--- start DATA FOR PROCESSING ---

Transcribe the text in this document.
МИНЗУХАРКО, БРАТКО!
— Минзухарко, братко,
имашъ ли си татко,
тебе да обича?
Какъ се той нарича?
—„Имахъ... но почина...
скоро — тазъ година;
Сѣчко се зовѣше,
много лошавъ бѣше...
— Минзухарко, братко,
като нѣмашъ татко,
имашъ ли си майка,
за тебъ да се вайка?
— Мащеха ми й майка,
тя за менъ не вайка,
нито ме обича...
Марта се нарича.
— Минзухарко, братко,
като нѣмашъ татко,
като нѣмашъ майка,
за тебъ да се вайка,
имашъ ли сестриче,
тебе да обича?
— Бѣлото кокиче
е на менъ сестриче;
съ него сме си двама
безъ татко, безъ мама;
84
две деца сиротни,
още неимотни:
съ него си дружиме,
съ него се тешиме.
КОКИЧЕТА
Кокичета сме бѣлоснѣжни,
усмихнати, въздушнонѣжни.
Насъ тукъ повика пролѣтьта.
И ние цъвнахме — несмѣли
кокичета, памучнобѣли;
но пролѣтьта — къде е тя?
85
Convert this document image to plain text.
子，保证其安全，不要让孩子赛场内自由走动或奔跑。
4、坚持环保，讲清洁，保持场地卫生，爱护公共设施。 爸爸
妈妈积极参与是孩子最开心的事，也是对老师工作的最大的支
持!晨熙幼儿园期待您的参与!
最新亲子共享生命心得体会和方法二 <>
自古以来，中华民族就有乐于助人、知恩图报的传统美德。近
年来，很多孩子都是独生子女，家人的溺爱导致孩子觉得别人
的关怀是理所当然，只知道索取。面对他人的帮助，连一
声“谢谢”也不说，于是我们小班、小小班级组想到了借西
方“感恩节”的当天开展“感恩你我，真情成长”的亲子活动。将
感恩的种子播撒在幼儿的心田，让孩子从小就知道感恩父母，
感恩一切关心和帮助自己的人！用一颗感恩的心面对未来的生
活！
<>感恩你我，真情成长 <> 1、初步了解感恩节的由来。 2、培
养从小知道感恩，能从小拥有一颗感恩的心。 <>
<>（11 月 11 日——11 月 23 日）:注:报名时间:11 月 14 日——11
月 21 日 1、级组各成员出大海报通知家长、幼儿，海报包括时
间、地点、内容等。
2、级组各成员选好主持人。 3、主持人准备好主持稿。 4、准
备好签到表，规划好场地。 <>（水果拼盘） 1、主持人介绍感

--- end DATA FOR PROCESSING ---

Count how many lines of the listing above include "имашъ" and report that number alone.

3